• **Work required**: Locate every line in the material below that has the word "microliter". Copy each of those lines.

Task input below:

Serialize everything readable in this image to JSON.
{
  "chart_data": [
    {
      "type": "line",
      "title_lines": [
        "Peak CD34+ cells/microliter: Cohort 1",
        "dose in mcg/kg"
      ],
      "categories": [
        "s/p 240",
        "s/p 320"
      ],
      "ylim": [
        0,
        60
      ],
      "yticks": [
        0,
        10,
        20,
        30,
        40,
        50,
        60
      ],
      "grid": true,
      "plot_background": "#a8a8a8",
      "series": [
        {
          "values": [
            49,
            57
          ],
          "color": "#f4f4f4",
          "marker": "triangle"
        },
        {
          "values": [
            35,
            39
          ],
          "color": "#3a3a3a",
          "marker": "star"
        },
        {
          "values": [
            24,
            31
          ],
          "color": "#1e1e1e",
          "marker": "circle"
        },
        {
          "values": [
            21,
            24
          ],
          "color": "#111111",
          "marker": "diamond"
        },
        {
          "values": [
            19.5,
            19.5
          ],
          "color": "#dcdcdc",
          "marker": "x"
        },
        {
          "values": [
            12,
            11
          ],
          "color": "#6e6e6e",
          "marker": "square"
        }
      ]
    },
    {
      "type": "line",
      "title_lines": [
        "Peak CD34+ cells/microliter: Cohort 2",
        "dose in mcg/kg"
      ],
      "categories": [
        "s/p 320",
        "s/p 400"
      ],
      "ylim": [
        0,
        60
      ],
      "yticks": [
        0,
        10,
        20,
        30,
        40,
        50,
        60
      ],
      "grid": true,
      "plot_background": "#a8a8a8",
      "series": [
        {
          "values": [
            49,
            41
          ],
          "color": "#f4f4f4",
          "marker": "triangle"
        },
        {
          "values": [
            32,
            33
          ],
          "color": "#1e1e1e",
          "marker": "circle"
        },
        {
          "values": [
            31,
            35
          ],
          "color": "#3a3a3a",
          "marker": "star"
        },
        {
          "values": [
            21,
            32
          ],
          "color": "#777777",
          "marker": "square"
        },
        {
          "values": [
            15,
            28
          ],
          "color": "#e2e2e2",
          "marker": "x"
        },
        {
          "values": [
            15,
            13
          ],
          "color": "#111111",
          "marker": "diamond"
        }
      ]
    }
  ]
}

End of Task input.

• **Response to the exercise**:
        "Peak CD34+ cells/microliter: Cohort 1",
        "Peak CD34+ cells/microliter: Cohort 2",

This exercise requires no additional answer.